(Data listing)
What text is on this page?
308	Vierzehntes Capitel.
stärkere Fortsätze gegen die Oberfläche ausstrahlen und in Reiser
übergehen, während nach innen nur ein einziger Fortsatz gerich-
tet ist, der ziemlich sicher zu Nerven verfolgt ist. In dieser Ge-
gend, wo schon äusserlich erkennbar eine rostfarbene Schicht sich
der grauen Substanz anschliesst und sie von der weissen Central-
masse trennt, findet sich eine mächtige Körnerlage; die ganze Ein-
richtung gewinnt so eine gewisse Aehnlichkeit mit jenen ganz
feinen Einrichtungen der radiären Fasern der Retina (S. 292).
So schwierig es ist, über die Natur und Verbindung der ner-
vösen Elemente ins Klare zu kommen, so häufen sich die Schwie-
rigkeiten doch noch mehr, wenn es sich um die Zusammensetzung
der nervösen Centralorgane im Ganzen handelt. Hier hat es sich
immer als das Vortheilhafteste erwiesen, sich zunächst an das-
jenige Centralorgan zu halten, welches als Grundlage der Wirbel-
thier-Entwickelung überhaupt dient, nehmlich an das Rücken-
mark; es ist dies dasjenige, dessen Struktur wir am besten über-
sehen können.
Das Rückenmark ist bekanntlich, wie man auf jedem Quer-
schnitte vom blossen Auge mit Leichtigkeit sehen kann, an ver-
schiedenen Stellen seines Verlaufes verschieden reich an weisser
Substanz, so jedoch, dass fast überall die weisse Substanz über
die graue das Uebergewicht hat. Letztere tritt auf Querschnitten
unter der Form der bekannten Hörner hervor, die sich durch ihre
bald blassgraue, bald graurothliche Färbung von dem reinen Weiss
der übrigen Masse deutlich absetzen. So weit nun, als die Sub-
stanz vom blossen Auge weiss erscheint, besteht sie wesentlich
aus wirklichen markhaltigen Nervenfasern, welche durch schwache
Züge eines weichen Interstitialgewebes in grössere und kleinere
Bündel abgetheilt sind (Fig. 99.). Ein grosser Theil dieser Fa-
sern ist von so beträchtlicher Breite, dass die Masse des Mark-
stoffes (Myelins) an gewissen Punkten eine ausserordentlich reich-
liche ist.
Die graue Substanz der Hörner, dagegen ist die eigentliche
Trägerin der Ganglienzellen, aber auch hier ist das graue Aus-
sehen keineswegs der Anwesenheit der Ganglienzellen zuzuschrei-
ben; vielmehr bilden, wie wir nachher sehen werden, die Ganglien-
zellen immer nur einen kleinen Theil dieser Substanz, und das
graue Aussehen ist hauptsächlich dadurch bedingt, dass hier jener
...
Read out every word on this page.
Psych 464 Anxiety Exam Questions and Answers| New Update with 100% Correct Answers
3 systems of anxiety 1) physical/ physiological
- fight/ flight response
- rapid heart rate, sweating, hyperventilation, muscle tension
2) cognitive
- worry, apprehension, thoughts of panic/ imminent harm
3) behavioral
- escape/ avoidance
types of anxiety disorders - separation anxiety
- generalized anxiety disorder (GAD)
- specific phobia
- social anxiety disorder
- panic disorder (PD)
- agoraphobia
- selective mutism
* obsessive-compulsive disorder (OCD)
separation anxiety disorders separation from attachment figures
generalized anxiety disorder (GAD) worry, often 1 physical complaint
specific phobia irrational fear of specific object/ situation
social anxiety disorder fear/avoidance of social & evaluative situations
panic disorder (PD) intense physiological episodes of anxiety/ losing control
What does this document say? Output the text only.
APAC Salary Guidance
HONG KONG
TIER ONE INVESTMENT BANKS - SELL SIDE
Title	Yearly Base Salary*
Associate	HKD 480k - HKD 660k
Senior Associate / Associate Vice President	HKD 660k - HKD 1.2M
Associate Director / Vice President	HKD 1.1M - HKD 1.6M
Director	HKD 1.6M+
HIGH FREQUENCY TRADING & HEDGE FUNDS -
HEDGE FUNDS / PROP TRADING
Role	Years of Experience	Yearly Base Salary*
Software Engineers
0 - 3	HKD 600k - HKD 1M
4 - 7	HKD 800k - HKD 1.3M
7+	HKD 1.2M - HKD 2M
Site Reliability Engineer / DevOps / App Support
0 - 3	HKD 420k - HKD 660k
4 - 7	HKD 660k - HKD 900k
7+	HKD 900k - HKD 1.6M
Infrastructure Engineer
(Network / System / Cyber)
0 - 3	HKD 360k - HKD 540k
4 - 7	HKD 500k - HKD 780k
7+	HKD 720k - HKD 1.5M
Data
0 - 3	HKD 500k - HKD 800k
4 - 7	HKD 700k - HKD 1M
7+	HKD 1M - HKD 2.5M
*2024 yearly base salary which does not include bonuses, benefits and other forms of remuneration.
==
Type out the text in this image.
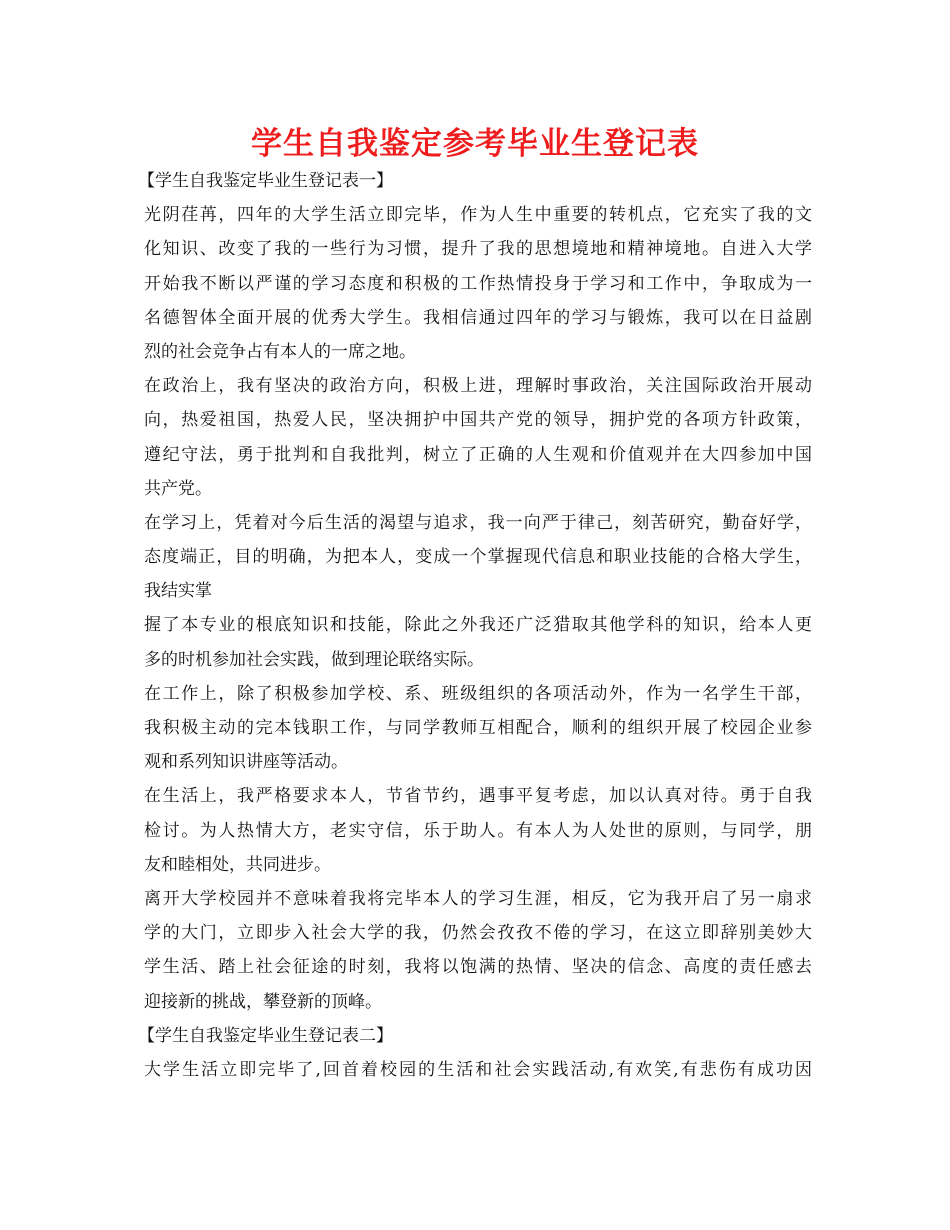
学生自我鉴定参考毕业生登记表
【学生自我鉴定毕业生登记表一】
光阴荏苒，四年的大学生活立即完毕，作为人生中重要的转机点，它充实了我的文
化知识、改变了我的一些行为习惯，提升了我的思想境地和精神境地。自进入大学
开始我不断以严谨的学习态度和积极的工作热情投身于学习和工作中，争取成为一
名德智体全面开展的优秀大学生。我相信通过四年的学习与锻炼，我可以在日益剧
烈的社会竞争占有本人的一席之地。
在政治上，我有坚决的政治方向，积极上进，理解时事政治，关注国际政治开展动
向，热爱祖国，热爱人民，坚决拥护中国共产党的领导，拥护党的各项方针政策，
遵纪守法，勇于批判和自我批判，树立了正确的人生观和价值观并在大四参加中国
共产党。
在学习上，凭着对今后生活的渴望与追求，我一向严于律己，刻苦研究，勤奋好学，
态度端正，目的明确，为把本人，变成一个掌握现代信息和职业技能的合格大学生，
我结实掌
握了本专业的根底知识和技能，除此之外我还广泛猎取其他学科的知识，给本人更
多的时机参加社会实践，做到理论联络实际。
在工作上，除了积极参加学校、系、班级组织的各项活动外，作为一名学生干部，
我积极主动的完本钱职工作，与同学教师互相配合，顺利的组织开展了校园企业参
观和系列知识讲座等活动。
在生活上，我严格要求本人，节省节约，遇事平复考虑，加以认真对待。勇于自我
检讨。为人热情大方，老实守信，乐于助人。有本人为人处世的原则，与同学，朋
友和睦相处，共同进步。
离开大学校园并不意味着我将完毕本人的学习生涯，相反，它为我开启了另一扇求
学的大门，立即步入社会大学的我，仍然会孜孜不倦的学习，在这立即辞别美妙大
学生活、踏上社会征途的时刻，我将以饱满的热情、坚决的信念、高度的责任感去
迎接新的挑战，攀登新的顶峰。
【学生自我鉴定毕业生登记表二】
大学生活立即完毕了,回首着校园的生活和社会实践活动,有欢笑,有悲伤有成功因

--- Your objective ---
Provide solely the number of lines in the data that include the word "Ganglienzellen".

--- Response for this exercise ---
2